Instruction
Copy out each line of the data that holds the word "activities".

Records for the exercise
■ ■ ■

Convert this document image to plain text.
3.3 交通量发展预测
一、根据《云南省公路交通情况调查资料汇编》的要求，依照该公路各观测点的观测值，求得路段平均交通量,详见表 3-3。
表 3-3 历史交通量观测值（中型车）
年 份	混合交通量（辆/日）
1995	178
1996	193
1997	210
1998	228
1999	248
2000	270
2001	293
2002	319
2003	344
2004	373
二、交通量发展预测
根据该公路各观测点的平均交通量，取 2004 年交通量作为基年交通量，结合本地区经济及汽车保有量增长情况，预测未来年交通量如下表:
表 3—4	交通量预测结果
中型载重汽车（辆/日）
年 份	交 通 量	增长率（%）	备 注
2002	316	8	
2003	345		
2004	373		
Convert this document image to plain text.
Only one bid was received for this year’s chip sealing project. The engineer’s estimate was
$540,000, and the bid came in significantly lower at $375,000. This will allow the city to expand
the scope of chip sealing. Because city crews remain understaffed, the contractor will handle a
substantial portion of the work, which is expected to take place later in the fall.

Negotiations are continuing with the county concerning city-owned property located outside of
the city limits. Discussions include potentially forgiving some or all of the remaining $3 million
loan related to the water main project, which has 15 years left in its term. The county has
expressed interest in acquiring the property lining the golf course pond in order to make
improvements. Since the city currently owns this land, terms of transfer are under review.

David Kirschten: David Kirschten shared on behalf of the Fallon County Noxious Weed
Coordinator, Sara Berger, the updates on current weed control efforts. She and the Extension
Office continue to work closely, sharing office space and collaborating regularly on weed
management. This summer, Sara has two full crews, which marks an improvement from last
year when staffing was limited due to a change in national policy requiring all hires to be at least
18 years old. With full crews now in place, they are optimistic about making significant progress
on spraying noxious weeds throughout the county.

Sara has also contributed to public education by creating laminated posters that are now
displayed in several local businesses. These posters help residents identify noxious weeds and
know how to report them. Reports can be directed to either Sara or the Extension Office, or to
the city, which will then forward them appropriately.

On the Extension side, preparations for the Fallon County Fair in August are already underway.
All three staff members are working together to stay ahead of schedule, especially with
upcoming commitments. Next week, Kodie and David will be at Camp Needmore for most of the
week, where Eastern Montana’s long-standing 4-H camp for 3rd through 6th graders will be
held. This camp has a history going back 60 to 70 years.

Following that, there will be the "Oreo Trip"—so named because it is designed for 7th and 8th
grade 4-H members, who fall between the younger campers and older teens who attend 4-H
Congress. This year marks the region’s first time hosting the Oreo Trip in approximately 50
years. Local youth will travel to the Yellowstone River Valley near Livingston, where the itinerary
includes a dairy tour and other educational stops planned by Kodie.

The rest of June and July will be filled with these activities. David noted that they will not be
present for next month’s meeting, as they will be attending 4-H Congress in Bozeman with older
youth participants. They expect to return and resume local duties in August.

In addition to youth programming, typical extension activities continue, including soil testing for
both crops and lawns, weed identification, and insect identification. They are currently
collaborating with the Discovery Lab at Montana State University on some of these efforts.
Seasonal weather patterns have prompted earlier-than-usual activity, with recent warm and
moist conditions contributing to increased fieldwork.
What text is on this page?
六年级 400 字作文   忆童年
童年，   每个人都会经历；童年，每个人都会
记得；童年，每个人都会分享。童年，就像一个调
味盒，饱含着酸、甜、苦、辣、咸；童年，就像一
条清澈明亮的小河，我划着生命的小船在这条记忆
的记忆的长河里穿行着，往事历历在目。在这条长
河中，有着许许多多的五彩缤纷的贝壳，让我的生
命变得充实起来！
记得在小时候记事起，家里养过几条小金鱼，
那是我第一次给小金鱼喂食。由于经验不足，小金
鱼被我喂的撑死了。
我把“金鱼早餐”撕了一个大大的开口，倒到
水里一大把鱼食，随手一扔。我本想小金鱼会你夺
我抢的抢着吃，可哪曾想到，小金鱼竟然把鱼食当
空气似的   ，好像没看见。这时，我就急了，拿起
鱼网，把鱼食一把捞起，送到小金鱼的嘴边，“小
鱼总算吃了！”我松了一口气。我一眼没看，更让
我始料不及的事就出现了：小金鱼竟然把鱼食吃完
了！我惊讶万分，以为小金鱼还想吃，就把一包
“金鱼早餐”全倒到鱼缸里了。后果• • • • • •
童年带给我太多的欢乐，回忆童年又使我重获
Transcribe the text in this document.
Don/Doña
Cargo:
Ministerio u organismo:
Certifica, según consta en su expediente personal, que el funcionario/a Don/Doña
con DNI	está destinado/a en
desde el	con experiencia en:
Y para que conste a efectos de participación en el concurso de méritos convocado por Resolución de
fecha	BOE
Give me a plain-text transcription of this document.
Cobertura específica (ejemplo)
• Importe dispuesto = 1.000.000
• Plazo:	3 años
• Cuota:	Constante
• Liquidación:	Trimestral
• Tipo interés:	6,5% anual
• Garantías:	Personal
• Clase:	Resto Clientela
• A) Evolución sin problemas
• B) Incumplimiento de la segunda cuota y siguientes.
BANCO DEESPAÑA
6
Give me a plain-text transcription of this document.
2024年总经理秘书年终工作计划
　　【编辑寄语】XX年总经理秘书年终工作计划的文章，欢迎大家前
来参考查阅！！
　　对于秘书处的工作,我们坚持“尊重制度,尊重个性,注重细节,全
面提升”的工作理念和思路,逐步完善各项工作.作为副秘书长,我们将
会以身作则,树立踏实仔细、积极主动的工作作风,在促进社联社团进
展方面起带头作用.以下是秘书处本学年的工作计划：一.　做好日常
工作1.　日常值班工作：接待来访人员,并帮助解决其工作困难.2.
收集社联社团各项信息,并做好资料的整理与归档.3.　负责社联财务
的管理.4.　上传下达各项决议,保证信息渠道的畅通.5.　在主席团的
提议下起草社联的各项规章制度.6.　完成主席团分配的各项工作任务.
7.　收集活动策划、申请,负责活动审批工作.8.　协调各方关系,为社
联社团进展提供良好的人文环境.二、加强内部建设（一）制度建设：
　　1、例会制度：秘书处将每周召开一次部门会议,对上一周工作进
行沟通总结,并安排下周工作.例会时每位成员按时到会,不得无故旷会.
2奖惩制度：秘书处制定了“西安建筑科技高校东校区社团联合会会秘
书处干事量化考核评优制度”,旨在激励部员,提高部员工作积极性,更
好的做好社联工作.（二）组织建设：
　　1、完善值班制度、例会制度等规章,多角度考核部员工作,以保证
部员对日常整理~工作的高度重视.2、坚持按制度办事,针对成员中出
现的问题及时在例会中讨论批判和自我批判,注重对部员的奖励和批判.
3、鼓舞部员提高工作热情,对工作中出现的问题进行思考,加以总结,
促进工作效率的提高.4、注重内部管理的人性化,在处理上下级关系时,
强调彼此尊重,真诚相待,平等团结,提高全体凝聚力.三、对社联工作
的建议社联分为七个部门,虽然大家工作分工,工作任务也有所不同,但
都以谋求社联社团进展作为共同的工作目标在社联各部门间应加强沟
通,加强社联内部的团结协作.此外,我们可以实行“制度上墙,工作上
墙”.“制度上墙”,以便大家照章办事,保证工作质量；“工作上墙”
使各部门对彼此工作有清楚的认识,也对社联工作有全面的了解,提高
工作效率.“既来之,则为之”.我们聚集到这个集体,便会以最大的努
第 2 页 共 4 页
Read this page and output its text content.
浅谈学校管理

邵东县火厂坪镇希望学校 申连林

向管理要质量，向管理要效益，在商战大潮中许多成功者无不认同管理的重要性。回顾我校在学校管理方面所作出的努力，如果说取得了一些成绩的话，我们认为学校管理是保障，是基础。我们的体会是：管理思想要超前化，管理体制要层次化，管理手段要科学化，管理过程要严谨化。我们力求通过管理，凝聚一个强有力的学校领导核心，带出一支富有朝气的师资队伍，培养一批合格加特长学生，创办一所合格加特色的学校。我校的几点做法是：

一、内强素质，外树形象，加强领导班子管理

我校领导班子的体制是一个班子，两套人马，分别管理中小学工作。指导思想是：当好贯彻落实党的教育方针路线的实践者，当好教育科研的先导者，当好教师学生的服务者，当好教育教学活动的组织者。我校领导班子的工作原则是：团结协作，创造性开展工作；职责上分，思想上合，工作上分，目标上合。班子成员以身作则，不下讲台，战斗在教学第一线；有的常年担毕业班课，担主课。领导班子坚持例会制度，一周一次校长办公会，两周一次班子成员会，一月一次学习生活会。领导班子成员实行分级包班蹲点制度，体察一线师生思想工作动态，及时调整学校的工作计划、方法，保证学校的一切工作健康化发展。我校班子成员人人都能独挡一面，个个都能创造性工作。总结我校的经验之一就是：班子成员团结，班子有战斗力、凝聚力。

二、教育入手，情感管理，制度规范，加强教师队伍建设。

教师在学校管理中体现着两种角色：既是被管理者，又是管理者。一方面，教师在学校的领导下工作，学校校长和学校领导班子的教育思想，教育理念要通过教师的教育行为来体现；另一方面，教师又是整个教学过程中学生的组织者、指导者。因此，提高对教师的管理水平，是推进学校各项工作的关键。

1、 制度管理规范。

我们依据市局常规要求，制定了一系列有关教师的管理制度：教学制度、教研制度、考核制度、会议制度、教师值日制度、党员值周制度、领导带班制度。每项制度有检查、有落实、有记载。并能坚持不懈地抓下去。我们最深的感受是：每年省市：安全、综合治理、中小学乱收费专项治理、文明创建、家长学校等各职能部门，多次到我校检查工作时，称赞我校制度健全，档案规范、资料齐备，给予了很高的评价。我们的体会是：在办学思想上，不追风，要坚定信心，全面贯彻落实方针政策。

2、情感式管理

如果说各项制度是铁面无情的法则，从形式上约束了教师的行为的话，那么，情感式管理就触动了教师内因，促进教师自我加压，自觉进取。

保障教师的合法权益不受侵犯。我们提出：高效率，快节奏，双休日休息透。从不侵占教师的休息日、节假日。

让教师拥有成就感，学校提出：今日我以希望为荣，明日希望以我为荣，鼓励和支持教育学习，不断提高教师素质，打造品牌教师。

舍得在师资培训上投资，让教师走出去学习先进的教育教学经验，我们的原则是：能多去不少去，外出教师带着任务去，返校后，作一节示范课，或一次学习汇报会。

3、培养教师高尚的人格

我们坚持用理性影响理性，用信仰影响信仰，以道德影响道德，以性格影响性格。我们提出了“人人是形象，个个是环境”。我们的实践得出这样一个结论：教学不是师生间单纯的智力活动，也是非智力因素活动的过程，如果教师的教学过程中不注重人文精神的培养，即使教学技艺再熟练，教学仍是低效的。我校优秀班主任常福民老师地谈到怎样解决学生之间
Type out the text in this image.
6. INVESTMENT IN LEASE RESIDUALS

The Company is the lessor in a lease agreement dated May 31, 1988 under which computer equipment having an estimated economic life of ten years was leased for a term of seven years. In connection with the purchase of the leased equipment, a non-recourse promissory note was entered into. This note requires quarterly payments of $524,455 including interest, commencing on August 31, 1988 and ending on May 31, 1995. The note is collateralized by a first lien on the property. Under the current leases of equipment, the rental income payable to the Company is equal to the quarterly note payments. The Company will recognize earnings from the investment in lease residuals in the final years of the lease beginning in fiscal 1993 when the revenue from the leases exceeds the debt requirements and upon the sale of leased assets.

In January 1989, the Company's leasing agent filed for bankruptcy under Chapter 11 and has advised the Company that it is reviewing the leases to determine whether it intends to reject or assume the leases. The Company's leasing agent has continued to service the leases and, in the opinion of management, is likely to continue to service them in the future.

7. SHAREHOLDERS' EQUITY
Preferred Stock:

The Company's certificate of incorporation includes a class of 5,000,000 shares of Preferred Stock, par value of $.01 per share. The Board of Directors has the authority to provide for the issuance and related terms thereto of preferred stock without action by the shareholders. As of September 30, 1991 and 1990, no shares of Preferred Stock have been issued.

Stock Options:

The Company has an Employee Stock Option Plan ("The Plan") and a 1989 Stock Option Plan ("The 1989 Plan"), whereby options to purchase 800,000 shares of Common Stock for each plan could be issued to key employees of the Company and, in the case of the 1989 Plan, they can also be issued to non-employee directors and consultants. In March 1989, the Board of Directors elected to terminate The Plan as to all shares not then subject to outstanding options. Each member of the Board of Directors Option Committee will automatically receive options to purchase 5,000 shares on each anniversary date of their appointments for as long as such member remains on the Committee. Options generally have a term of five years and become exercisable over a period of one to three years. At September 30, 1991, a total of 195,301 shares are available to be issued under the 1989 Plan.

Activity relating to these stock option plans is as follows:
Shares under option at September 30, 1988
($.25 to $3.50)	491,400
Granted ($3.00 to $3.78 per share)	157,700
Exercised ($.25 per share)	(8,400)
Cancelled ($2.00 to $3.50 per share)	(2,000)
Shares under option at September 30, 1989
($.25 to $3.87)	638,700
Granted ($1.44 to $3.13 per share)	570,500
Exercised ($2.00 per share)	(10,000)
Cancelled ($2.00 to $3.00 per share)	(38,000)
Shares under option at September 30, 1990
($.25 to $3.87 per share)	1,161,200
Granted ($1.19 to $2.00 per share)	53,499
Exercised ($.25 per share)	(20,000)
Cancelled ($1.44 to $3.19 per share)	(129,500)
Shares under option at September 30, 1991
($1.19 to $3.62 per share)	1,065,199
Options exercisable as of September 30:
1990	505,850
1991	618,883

■ ■ ■

Expected output
The rest of June and July will be filled with these activities. David noted that they will not be
In addition to youth programming, typical extension activities continue, including soil testing for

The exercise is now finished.